begin
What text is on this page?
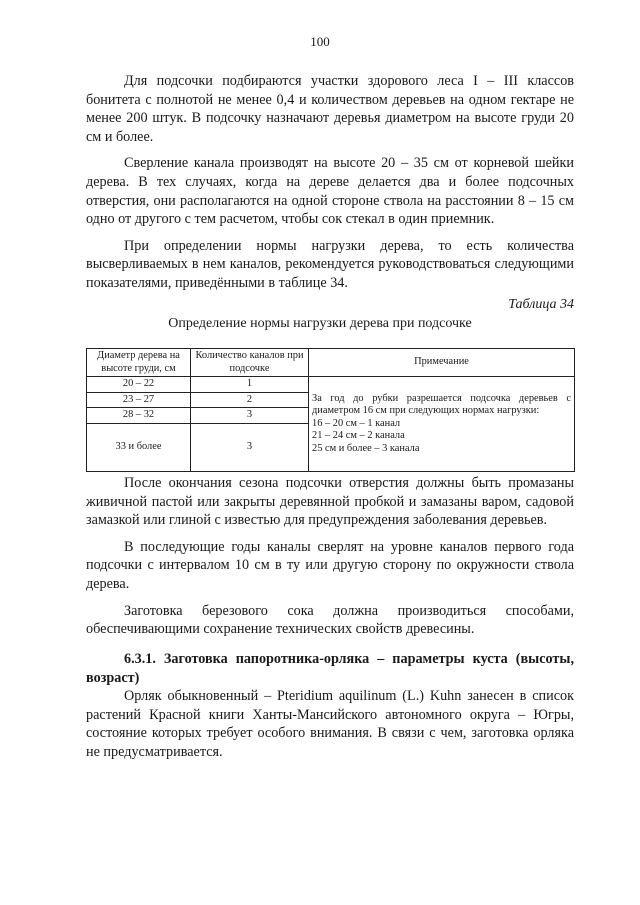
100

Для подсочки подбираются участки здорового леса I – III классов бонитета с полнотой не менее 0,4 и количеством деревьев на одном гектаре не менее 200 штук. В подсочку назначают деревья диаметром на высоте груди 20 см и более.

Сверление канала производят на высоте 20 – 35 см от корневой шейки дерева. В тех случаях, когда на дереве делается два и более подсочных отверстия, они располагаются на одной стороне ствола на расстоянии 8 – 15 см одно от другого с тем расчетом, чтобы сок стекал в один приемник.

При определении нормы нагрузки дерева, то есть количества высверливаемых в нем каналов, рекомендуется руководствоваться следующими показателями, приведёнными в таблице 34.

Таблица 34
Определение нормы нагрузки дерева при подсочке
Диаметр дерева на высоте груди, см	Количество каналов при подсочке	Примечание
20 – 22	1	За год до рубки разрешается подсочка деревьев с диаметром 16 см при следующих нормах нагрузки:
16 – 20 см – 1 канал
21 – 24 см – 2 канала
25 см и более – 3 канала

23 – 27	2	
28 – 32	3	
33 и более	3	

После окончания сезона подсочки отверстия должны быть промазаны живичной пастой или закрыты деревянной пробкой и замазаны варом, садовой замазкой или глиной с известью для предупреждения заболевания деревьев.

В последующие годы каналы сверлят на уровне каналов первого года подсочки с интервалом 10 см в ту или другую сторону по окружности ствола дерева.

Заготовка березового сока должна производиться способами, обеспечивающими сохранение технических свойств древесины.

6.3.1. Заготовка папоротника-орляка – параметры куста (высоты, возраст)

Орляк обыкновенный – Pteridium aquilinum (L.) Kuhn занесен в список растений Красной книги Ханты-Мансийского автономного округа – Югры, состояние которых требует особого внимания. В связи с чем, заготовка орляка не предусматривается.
end
begin
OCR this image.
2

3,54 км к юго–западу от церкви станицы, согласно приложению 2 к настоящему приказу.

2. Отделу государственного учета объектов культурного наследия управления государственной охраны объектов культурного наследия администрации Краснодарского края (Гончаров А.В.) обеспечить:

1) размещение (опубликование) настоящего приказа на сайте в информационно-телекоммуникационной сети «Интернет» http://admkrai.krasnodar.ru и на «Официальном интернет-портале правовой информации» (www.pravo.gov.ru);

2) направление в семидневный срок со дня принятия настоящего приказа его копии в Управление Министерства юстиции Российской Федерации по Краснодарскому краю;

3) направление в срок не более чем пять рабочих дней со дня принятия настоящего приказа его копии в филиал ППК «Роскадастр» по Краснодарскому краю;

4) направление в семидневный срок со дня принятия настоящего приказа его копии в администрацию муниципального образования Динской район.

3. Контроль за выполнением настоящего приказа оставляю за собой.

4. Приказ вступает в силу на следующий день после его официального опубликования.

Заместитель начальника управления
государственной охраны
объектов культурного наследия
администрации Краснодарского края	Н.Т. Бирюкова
end
begin
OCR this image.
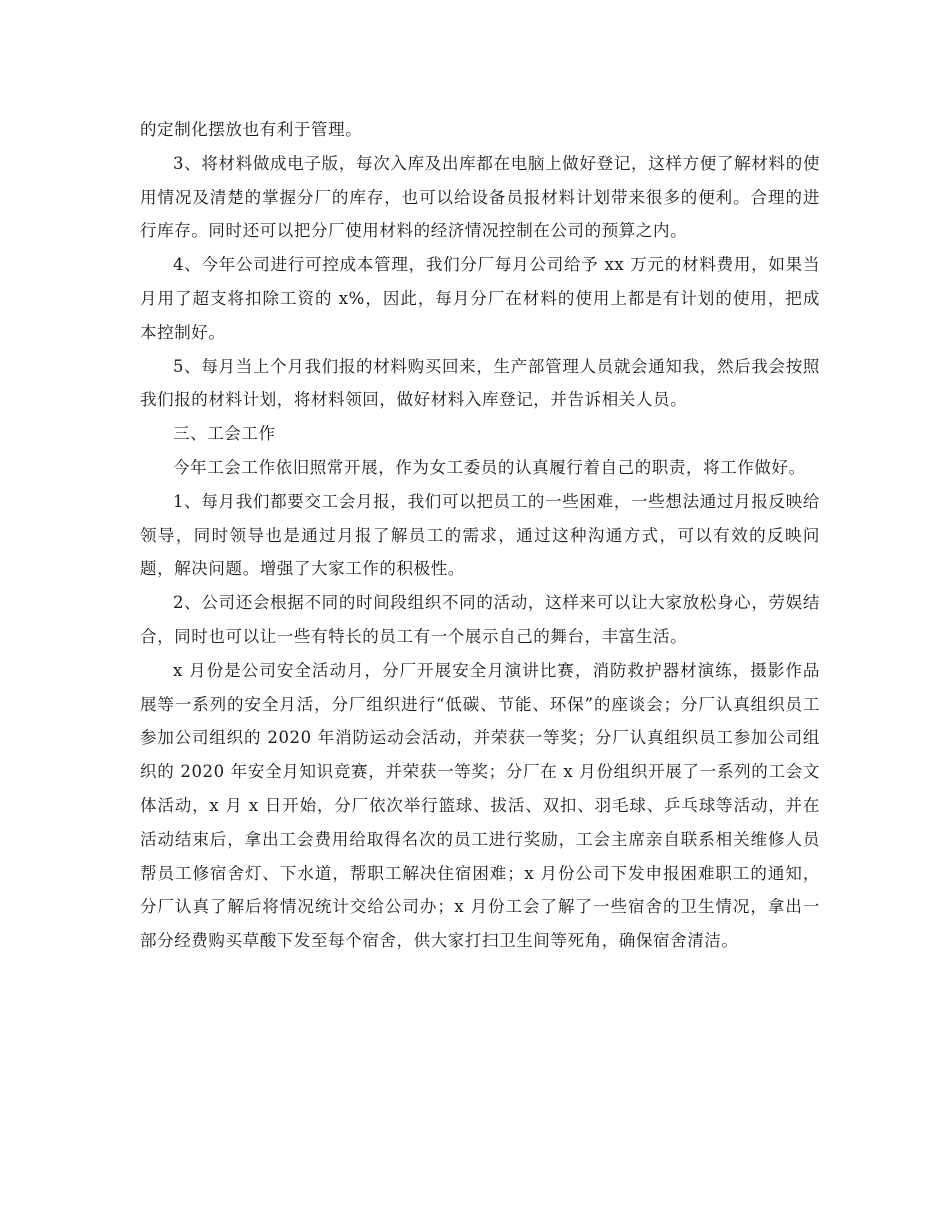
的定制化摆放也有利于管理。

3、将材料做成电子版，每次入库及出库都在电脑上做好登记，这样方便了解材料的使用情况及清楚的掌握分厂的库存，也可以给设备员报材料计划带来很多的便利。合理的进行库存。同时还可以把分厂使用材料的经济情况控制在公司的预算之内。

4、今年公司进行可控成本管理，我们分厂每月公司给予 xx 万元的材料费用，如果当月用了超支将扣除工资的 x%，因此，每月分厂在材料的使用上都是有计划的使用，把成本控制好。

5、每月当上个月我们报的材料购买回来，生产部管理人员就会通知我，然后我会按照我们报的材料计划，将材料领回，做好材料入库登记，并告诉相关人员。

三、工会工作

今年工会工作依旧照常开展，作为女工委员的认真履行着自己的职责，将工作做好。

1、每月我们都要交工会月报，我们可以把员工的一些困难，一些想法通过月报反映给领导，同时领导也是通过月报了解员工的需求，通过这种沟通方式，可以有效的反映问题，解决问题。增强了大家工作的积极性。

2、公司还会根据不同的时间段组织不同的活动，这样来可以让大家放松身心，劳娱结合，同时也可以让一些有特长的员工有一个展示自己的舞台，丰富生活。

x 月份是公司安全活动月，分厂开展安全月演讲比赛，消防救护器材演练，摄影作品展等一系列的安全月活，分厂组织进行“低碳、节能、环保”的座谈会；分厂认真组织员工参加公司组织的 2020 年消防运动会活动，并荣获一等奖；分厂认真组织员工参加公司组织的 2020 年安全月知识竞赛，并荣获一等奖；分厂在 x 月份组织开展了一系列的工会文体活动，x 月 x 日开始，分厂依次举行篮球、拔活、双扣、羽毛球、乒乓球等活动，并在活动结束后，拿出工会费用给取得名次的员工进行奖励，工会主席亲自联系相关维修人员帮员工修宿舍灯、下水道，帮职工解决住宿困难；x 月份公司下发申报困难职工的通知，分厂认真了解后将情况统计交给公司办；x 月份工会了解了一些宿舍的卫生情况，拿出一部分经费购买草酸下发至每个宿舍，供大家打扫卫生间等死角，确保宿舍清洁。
end
What is being asked >> Lines containing the string "нагрузки" are to be selected and copied.

The solution >>
При определении нормы нагрузки дерева, то есть количества высверливаемых в нем каналов, рекомендуется руководствоваться следующими показателями, приведёнными в таблице 34.
Определение нормы нагрузки дерева при подсочке
20 – 22	1	За год до рубки разрешается подсочка деревьев с диаметром 16 см при следующих нормах нагрузки:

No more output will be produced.